#### WRITTEN TASK:
Tally the lines holding "illustration" and state only that figure.

#### DATA SUPPLIED:
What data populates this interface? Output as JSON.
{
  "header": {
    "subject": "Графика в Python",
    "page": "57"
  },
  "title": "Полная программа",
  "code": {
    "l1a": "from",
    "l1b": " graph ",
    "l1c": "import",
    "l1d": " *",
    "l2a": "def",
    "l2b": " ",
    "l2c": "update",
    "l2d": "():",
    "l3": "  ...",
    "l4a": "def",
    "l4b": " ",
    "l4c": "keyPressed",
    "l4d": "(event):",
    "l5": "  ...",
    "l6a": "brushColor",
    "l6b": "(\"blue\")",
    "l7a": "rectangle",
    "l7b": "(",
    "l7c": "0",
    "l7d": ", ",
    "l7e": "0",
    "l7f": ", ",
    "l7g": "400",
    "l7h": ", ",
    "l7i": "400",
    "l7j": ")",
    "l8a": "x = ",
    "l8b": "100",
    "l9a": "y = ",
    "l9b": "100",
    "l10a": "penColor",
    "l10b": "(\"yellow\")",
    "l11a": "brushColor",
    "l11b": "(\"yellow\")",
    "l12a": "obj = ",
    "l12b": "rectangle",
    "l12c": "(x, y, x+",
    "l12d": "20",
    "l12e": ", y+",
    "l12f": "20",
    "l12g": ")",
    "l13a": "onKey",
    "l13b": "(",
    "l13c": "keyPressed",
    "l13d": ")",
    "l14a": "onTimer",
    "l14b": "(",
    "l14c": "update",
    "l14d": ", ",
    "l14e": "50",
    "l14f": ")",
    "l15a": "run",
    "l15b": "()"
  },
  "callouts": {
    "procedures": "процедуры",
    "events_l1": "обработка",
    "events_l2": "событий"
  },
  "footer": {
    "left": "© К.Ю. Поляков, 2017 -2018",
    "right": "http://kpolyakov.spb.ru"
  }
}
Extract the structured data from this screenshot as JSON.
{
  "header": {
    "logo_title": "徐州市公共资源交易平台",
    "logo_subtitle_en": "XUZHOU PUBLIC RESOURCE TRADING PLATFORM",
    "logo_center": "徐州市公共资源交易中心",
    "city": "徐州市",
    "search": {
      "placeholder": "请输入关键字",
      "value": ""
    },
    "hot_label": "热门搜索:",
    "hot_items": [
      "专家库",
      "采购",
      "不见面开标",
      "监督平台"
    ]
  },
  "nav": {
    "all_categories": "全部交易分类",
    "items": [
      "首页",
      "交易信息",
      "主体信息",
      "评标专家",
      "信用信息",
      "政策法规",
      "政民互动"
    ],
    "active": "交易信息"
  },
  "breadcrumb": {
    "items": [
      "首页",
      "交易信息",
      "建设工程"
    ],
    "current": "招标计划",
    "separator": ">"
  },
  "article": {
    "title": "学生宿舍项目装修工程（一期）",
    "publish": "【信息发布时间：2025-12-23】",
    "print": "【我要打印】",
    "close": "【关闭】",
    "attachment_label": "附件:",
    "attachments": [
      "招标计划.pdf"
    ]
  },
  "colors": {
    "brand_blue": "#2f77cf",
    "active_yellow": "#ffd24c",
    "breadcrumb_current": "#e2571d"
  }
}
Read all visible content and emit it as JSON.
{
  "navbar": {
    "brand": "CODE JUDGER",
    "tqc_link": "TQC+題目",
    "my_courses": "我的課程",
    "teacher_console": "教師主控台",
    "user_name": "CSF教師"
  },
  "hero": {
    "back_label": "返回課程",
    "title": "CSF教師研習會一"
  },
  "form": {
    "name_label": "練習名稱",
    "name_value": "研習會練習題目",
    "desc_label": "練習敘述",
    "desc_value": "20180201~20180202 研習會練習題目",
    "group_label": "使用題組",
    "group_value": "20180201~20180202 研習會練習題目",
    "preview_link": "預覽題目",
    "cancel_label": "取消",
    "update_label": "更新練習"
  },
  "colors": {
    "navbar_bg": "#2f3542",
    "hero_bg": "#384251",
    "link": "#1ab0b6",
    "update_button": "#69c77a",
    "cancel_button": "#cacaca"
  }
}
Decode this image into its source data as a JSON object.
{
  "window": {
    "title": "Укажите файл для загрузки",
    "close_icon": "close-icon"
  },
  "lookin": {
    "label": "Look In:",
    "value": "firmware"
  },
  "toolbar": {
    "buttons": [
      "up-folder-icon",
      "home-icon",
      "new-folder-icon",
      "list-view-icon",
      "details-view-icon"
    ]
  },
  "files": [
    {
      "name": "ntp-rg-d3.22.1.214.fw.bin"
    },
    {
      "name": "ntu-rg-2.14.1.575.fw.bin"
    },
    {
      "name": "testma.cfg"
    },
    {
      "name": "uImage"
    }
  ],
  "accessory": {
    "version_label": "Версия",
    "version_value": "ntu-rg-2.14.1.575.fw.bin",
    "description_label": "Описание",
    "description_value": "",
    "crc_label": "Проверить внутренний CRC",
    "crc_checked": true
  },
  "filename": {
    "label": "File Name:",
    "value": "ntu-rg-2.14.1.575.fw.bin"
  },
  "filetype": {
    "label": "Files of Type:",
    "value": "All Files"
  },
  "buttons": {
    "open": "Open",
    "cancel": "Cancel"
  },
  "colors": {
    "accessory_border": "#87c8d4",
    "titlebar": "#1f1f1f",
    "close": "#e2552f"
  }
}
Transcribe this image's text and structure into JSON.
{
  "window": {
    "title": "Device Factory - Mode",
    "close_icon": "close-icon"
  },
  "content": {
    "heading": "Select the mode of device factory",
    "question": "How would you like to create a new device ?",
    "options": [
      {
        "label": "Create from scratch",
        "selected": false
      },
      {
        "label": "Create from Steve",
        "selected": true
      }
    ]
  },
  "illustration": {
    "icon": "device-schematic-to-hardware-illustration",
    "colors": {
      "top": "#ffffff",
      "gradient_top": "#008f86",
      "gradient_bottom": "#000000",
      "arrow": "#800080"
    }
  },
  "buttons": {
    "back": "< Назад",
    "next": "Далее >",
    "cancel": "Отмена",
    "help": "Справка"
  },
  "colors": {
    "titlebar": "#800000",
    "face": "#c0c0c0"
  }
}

#### THE SOLUTION:
2